## [Task directions]
From the line that holds "Give me the JSON representation of this screenshot's" to the last line of the data, copy everything exactly; leave out all the rest.
-- Data for this task start --
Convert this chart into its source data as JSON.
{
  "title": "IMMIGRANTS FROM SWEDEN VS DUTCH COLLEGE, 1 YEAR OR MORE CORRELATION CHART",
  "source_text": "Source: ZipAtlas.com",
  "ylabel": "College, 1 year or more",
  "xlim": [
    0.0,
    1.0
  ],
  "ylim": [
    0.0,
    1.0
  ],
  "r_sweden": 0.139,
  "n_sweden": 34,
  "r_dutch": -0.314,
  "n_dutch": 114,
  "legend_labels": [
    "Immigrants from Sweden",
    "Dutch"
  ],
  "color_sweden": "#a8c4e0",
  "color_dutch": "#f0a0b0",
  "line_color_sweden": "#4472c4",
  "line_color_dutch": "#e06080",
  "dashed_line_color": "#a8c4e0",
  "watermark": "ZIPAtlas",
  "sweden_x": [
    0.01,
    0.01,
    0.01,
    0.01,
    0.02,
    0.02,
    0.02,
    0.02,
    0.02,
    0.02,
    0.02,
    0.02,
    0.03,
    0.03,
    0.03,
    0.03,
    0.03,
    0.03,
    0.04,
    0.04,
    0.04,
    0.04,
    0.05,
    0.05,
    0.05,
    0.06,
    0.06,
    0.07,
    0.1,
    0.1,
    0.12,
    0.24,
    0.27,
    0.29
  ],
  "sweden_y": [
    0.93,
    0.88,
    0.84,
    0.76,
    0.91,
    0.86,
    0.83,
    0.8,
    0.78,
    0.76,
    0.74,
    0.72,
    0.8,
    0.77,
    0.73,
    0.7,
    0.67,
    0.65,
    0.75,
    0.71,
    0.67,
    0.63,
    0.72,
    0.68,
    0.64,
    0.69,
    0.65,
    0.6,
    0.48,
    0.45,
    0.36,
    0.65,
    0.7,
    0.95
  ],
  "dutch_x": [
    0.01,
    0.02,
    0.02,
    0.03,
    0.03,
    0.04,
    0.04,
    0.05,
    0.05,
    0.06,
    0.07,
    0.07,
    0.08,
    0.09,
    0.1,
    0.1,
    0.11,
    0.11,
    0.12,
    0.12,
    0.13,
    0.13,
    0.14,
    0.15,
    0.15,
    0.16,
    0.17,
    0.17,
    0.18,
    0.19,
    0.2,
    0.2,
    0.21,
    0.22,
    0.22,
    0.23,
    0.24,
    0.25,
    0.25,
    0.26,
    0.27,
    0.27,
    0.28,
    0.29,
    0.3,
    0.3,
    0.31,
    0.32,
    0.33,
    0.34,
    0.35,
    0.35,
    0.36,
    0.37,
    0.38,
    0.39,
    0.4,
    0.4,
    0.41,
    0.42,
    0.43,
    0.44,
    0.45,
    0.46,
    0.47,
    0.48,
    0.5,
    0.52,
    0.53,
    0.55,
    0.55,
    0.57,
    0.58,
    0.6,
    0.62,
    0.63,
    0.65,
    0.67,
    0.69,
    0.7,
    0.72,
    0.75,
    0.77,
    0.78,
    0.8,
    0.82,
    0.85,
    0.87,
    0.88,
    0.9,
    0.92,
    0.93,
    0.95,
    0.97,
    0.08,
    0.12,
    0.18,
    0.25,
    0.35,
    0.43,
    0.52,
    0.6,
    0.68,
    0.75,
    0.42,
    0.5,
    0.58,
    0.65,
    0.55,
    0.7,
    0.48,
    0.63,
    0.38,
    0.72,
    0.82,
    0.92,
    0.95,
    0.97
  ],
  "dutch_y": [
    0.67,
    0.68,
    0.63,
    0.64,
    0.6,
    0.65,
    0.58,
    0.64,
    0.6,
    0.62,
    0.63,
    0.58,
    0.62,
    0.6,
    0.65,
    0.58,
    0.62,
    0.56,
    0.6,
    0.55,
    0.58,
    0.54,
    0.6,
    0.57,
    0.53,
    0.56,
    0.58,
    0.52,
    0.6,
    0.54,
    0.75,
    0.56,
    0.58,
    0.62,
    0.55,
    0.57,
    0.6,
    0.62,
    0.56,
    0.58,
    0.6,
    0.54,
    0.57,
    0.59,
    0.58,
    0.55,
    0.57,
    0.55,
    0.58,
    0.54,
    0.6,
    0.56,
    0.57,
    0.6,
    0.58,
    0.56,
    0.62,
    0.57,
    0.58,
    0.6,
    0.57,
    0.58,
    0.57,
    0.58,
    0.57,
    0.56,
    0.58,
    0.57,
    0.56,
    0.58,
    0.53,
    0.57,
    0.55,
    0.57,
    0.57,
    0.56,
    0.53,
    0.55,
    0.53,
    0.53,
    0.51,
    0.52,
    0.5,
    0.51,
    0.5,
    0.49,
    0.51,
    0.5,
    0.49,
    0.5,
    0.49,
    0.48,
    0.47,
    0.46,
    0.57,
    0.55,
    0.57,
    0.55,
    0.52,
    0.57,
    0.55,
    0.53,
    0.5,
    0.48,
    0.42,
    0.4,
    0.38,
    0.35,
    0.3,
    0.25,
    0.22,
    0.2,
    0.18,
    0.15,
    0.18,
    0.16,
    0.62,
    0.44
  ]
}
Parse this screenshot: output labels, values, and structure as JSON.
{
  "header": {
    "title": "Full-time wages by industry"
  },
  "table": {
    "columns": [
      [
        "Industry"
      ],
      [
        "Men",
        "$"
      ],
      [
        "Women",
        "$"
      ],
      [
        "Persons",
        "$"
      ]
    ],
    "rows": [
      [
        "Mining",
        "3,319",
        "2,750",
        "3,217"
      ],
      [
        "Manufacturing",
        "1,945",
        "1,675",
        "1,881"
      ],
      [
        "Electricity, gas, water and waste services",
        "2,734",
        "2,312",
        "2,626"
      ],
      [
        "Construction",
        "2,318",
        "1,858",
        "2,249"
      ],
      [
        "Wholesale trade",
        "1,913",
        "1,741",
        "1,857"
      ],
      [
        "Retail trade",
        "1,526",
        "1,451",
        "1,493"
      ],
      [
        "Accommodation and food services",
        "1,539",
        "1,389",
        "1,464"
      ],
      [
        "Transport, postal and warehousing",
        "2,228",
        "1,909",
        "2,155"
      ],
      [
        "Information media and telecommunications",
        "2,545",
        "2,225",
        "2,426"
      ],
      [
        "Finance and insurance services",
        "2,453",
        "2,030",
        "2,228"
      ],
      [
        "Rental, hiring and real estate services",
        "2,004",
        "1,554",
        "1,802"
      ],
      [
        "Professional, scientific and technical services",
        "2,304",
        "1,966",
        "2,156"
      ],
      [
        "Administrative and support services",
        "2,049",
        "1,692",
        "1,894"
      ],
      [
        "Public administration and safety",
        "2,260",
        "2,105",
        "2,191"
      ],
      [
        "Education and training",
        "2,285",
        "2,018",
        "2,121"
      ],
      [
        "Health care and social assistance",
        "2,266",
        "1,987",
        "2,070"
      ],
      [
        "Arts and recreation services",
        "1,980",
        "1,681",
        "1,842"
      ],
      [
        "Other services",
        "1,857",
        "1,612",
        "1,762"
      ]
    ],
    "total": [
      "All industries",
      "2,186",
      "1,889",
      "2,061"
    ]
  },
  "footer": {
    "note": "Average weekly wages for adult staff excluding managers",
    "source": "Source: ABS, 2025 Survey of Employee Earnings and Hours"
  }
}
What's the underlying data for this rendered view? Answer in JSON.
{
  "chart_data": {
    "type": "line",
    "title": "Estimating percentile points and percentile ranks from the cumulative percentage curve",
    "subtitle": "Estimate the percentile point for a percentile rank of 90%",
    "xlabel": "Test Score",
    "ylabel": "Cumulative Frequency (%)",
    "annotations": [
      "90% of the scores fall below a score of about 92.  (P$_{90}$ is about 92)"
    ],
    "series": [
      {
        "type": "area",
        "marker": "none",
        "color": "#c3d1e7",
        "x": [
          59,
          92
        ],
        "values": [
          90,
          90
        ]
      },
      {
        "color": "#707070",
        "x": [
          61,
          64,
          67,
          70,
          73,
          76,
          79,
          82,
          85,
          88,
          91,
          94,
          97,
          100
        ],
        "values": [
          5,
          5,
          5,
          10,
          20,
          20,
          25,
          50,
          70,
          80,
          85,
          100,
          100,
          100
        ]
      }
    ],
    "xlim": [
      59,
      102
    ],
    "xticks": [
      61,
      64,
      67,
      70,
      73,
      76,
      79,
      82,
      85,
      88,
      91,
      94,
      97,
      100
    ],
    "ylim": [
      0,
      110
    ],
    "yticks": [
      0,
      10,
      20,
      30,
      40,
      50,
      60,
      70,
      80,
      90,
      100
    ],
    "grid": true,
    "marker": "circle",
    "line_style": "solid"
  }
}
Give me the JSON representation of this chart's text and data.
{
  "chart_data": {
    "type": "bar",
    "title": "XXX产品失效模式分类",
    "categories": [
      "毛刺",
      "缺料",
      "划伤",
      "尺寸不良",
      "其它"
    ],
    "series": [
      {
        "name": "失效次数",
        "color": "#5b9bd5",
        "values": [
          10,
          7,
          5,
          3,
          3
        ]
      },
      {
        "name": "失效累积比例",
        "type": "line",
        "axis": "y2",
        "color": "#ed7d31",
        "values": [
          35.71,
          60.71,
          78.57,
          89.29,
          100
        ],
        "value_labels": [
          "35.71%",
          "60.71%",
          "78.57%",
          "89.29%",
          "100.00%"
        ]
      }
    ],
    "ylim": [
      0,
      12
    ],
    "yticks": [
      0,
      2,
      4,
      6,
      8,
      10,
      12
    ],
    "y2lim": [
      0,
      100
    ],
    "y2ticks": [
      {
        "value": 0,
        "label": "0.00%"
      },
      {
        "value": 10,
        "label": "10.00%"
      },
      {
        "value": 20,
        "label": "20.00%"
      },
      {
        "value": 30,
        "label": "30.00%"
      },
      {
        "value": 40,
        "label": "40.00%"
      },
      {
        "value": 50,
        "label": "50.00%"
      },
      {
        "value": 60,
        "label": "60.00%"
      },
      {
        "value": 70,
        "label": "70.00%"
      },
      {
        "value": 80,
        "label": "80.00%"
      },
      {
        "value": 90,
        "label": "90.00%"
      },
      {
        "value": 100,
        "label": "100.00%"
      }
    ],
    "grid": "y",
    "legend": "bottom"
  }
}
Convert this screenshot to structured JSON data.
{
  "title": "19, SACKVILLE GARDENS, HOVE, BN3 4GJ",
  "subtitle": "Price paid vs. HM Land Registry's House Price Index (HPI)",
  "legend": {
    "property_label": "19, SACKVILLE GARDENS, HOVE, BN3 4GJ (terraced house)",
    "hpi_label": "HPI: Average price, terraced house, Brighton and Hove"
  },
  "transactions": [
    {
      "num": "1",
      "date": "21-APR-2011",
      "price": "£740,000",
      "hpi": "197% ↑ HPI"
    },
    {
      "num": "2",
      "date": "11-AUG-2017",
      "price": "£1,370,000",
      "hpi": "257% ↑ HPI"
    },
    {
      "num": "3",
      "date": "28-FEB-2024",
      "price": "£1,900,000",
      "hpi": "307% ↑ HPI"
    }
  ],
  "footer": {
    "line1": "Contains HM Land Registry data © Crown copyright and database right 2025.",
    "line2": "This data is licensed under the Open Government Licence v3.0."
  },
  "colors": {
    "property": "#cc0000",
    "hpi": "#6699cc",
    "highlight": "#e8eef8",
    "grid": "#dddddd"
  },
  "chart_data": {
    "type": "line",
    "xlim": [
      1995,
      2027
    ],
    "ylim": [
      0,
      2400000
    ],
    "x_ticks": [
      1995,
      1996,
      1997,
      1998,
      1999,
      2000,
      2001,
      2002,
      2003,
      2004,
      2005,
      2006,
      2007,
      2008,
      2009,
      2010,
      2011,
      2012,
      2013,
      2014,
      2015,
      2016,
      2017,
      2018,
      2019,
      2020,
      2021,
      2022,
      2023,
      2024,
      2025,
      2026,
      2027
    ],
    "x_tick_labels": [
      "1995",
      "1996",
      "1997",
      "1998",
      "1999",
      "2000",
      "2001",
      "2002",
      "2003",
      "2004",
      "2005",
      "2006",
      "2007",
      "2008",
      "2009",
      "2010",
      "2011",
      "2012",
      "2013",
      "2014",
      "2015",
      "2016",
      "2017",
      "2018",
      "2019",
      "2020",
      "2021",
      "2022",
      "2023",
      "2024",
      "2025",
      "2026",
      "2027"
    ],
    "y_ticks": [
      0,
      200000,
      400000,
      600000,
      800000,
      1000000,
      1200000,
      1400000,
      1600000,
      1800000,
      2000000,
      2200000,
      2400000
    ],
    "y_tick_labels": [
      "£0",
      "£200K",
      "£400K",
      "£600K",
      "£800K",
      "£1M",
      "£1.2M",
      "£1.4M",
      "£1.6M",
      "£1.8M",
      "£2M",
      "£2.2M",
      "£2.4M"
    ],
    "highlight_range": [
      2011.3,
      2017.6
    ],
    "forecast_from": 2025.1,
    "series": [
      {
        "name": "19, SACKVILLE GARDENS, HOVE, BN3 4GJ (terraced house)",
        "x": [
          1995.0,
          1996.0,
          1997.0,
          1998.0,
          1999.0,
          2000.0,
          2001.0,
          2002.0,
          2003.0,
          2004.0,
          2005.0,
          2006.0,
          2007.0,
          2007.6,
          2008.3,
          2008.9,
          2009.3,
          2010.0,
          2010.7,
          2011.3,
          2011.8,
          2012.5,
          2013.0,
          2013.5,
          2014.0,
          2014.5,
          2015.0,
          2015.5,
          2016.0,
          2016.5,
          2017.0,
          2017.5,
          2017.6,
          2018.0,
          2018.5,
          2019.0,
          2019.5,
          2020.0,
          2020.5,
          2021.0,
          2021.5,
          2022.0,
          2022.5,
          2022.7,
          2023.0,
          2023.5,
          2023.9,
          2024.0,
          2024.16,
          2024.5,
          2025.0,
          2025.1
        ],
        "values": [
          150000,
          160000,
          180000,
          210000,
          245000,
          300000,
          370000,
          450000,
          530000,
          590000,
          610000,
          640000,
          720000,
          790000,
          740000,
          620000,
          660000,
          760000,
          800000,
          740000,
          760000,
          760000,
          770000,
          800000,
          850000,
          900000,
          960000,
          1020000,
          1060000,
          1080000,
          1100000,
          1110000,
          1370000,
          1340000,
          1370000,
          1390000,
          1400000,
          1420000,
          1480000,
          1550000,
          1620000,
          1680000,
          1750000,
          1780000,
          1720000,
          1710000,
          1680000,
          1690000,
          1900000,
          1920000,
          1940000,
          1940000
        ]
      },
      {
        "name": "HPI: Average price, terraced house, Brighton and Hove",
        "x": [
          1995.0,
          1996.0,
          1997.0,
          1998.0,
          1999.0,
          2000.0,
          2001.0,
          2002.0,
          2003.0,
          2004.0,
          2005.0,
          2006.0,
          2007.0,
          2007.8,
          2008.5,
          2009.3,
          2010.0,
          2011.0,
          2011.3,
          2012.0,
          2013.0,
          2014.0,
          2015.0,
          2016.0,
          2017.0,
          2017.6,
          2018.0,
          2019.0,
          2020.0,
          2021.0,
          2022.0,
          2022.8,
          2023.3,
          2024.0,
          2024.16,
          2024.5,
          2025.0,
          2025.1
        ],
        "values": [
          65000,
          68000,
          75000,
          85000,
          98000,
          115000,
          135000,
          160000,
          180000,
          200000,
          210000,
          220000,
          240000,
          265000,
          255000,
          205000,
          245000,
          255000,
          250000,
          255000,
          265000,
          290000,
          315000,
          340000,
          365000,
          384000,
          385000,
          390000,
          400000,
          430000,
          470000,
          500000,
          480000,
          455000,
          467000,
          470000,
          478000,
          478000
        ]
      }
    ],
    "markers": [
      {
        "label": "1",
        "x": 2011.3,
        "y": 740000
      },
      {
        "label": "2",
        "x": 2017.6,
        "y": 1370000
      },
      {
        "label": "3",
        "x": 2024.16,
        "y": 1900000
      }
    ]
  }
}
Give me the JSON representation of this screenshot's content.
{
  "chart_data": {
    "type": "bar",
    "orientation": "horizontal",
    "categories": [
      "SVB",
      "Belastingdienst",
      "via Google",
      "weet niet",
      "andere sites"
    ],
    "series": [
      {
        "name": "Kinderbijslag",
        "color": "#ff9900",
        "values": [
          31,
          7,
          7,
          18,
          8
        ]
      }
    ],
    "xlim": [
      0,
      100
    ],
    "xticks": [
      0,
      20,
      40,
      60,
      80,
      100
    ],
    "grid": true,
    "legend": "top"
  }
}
-- Data for this task end --
## [Answer to this task]
Give me the JSON representation of this screenshot's content.
{
  "chart_data": {
    "type": "bar",
    "orientation": "horizontal",
    "categories": [
      "SVB",
      "Belastingdienst",
      "via Google",
      "weet niet",
      "andere sites"
    ],
    "series": [
      {
        "name": "Kinderbijslag",
        "color": "#ff9900",
        "values": [
          31,
          7,
          7,
          18,
          8
        ]
      }
    ],
    "xlim": [
      0,
      100
    ],
    "xticks": [
      0,
      20,
      40,
      60,
      80,
      100
    ],
    "grid": true,
    "legend": "top"
  }
}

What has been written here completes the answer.